* _WORKING DATA_
┌────────

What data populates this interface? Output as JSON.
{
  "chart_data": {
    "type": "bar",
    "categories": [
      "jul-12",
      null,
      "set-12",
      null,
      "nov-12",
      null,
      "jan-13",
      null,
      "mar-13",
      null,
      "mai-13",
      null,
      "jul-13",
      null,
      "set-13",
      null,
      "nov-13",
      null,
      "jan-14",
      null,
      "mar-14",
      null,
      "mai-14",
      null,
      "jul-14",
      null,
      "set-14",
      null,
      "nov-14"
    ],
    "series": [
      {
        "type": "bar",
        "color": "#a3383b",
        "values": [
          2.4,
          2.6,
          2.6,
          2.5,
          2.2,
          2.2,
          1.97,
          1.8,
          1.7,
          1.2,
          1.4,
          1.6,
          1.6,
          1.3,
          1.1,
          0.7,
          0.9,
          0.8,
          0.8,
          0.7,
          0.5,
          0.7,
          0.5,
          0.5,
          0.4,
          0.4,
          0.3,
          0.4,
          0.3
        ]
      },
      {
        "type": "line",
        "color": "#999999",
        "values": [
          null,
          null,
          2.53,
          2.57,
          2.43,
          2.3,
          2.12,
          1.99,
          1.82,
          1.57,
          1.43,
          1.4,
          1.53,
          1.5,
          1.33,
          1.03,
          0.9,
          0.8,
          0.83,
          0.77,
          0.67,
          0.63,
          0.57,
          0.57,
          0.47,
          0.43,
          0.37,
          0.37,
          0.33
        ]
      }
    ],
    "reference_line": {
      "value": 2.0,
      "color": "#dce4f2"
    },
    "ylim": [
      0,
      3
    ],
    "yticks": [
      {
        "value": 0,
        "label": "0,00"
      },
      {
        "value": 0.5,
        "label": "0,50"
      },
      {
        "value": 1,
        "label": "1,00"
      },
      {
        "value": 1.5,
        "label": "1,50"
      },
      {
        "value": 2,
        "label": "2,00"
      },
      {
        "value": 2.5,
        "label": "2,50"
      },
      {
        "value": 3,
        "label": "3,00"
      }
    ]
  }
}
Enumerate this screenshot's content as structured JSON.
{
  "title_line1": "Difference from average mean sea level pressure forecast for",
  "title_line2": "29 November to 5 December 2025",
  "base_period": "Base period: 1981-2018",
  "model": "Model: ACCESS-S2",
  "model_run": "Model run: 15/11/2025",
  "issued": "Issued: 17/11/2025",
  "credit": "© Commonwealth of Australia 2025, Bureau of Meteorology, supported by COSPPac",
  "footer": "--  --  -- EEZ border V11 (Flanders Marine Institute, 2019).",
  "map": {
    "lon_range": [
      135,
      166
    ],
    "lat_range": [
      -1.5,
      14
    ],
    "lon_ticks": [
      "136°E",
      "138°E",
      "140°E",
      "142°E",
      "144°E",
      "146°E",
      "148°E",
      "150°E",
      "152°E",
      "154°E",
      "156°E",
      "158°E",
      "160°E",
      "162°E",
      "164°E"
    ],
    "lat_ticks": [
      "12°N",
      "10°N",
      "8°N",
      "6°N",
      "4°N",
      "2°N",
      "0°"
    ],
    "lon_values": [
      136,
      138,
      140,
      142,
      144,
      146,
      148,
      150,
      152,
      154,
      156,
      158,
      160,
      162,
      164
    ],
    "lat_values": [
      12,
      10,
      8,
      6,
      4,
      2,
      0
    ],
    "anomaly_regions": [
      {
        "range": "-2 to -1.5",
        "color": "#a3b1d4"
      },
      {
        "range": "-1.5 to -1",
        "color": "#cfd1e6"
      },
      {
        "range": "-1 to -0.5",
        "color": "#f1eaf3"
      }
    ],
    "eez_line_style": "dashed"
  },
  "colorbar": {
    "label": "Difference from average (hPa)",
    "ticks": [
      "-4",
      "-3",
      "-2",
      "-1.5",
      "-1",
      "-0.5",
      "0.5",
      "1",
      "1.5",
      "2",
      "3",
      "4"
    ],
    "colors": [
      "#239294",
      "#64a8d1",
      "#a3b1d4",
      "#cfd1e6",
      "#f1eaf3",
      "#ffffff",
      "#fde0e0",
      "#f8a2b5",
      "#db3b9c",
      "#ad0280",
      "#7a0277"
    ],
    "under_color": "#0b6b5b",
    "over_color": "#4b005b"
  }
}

└────────

* _TASK DIRECTIONS_
Filter the data, keeping only the lines that contain "Difference".

* _ANSWER TO THIS TASK_
  "title_line1": "Difference from average mean sea level pressure forecast for",
    "label": "Difference from average (hPa)",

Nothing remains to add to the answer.